SHORT PROBLEM A: Switch "staticText" to "label" in the records, from the first line to the line containing "181, 91, 192]", and give those lines back with nothing else changed.

PASSAGE TO READ:
%%
Riverdale is a borough in Morris County, in the U.S. state of New Jersey. As of the 2020 United States census, the borough's population was 4,107, an increase of 548 (+15.4%) from the 2010 census count of 3,559, which in turn reflected an increase of 1,061 (+42.5%) from the 2,498 counted at the 2000 Census.

History

Riverdale was incorporated as a borough by an act of the New Jersey Legislature on March 12, 1923, from portions of Pequannock Township, subject to the results of a referendum passed on April 17, 1923.

Geography and climate
According to the United States Census Bureau, the borough had a total area of 2.07 square miles (5.35 km2), including 2.03 square miles (5.25 km2) of land and 0.04 square miles (0.11 km2) of water (1.98%).
%%
DATASET RECORDS:
%%
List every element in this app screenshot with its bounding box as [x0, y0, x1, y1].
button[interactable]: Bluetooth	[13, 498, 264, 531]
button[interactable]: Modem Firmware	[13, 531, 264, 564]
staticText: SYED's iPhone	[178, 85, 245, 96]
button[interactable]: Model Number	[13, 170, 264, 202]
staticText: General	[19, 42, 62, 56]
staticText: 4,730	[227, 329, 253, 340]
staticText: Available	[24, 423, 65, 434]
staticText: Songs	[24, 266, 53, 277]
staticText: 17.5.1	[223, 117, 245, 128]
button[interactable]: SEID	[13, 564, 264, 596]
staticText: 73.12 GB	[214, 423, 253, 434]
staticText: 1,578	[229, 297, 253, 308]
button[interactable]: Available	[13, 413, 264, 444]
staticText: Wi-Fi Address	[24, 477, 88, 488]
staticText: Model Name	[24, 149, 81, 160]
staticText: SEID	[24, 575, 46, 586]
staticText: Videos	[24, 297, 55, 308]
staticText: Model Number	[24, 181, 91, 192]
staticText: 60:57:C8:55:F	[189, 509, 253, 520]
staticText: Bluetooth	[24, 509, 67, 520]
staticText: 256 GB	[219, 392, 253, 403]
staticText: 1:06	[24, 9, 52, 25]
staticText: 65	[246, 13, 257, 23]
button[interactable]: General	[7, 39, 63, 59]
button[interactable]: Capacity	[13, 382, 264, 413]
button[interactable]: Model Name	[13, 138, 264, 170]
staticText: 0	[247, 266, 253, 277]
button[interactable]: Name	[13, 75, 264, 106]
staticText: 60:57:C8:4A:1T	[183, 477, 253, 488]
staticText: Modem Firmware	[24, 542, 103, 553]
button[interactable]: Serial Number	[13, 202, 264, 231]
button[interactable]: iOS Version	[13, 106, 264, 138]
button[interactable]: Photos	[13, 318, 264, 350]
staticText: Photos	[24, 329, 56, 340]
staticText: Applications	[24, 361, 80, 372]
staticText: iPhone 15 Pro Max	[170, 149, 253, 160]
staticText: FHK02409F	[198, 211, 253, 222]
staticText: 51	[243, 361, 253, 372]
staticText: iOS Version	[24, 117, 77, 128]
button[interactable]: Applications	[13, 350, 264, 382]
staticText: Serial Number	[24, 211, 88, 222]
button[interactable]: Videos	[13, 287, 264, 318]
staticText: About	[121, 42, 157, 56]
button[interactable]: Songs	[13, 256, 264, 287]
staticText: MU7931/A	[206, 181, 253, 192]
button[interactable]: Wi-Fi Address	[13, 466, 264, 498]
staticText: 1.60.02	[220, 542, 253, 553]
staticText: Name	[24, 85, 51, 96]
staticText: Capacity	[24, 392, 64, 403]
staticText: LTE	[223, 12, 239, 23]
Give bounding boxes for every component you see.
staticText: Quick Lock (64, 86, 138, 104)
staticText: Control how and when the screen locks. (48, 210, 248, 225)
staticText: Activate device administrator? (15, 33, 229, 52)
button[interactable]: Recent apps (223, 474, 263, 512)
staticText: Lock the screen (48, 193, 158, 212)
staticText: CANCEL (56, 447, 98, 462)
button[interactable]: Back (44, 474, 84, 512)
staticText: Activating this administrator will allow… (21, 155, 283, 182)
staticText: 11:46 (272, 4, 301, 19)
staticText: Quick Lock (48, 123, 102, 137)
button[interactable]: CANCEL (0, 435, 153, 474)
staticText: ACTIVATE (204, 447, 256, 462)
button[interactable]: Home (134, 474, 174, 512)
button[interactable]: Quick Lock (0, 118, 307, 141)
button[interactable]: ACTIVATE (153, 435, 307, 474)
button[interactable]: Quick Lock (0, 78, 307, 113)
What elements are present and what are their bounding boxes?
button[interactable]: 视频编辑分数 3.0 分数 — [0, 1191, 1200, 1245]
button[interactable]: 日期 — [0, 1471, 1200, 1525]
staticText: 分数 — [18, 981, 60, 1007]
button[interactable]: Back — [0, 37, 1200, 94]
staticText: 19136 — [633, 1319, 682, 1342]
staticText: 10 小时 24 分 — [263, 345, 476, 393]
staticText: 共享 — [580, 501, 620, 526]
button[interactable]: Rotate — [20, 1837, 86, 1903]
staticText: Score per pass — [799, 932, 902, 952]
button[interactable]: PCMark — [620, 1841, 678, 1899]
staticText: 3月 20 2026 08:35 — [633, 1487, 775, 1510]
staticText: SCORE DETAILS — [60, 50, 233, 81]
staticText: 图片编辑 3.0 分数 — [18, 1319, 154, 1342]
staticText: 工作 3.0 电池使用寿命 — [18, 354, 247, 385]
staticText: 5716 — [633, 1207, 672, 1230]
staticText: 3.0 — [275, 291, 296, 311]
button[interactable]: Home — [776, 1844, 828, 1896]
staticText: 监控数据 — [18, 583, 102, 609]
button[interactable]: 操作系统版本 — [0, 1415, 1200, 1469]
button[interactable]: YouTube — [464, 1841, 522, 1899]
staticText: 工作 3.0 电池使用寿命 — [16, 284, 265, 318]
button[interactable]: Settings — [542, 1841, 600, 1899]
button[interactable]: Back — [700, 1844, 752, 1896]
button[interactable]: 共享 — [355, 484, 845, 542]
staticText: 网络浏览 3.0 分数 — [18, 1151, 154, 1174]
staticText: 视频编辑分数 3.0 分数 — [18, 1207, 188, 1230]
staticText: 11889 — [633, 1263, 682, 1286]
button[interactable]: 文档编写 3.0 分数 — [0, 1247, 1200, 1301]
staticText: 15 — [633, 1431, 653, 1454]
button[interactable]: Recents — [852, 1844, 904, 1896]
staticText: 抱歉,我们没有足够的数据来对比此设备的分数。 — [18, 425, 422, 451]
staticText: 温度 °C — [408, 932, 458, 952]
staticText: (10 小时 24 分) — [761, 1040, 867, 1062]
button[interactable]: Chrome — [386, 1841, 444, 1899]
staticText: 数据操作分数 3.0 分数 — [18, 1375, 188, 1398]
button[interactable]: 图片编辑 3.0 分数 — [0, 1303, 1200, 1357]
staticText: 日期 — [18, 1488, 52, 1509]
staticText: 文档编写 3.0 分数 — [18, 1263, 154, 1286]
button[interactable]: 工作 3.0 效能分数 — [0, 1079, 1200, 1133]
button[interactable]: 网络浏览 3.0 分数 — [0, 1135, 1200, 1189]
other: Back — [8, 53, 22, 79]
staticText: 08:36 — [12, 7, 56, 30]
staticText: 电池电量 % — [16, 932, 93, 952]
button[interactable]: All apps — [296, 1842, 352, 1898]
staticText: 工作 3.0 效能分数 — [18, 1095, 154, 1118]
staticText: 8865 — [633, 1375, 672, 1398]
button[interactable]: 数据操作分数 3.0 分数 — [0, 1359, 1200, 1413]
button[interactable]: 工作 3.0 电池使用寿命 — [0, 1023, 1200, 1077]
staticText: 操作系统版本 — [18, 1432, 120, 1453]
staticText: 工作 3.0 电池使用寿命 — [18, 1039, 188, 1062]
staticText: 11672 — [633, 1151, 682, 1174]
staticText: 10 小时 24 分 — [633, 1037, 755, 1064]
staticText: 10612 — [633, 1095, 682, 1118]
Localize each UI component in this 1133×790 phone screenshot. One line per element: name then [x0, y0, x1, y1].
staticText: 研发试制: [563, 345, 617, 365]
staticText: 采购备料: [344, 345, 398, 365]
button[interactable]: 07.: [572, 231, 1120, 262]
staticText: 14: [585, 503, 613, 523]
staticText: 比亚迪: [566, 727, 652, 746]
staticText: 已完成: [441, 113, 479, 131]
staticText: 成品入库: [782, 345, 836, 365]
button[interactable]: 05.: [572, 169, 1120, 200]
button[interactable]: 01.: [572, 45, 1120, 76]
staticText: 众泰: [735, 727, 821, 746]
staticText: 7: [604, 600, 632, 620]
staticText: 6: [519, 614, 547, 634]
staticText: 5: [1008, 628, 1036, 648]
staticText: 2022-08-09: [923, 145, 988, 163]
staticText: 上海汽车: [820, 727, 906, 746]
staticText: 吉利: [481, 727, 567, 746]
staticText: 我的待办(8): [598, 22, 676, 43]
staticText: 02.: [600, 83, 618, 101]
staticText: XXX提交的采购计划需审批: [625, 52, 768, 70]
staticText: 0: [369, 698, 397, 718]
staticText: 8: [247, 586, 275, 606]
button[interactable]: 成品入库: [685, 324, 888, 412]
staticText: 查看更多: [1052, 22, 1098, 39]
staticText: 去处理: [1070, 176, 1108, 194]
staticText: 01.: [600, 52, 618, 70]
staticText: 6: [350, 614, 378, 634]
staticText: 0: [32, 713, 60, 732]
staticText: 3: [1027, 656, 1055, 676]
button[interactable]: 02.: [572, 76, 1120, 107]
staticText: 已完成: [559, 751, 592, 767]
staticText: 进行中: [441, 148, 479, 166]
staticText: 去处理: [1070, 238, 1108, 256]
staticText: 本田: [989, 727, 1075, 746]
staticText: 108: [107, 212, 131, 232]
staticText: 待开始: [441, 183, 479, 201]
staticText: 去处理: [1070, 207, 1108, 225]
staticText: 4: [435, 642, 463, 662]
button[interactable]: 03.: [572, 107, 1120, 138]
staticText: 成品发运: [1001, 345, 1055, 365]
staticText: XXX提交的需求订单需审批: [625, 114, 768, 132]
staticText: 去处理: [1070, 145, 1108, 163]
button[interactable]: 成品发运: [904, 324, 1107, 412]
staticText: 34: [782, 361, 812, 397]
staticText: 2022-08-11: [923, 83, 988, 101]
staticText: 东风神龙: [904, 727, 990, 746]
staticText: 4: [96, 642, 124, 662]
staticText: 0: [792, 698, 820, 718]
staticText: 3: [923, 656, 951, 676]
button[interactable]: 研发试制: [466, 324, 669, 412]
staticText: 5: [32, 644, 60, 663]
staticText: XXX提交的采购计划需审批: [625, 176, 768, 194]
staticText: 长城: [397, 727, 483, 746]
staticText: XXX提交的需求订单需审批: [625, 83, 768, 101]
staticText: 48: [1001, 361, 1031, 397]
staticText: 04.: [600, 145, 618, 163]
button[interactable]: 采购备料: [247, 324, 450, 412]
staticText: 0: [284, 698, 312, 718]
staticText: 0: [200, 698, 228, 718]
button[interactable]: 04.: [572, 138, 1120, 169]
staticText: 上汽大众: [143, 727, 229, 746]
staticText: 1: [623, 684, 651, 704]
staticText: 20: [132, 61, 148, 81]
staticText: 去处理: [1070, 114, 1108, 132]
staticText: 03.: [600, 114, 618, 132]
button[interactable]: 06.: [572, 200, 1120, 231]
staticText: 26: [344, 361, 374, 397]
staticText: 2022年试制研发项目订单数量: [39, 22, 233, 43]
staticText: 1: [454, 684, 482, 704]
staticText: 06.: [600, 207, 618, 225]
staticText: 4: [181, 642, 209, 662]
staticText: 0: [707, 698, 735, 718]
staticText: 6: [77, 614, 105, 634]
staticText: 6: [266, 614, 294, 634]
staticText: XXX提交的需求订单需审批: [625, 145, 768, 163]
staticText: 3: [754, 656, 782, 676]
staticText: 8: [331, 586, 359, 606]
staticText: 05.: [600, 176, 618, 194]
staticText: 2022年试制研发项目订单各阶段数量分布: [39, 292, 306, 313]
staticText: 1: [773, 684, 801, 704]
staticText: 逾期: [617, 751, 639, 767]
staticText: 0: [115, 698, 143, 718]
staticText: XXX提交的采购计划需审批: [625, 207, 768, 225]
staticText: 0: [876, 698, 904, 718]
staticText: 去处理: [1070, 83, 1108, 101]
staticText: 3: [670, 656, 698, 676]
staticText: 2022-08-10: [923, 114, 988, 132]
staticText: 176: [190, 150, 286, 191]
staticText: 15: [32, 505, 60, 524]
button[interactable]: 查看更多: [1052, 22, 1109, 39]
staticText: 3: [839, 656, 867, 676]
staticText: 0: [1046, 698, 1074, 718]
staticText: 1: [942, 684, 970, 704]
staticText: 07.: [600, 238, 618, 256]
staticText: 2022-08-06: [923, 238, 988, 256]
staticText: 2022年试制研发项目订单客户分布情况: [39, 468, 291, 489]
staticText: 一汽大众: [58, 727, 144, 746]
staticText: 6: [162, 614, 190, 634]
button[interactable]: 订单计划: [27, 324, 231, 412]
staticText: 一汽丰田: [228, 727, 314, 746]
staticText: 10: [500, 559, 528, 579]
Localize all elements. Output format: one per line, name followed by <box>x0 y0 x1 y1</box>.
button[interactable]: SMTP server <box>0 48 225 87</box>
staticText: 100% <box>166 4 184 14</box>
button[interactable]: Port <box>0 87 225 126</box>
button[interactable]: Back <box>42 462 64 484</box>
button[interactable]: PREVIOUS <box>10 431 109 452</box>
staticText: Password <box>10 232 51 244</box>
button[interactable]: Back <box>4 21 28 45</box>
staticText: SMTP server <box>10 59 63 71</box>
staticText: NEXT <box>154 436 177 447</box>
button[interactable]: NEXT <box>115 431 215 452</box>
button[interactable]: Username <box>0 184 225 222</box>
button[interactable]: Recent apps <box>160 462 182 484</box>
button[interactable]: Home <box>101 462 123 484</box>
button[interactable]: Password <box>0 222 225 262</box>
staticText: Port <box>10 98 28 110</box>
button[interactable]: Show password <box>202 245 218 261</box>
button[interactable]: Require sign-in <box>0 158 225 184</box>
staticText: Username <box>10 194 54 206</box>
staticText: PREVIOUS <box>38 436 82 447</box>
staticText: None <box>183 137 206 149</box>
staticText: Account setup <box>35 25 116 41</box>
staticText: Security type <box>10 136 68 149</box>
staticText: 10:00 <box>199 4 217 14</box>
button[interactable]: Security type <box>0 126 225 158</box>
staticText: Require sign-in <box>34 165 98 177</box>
%%
SHORT PROBLEM B: Output the passage about Riverdale word for word from "Riverdale is a" to "April 17, 1923.".

WRITTEN SOLUTION A:
List every element in this app screenshot with its bounding box as [x0, y0, x1, y1].
button[interactable]: Bluetooth	[13, 498, 264, 531]
button[interactable]: Modem Firmware	[13, 531, 264, 564]
label: SYED's iPhone	[178, 85, 245, 96]
button[interactable]: Model Number	[13, 170, 264, 202]
label: General	[19, 42, 62, 56]
label: 4,730	[227, 329, 253, 340]
label: Available	[24, 423, 65, 434]
label: Songs	[24, 266, 53, 277]
label: 17.5.1	[223, 117, 245, 128]
button[interactable]: SEID	[13, 564, 264, 596]
label: 73.12 GB	[214, 423, 253, 434]
label: 1,578	[229, 297, 253, 308]
button[interactable]: Available	[13, 413, 264, 444]
label: Wi-Fi Address	[24, 477, 88, 488]
label: Model Name	[24, 149, 81, 160]
label: SEID	[24, 575, 46, 586]
label: Videos	[24, 297, 55, 308]
label: Model Number	[24, 181, 91, 192]

WRITTEN SOLUTION B:
Riverdale is a borough in Morris County, in the U.S. state of New Jersey. As of the 2020 United States census, the borough's population was 4,107, an increase of 548 (+15.4%) from the 2010 census count of 3,559, which in turn reflected an increase of 1,061 (+42.5%) from the 2,498 counted at the 2000 Census.

History

Riverdale was incorporated as a borough by an act of the New Jersey Legislature on March 12, 1923, from portions of Pequannock Township, subject to the results of a referendum passed on April 17, 1923.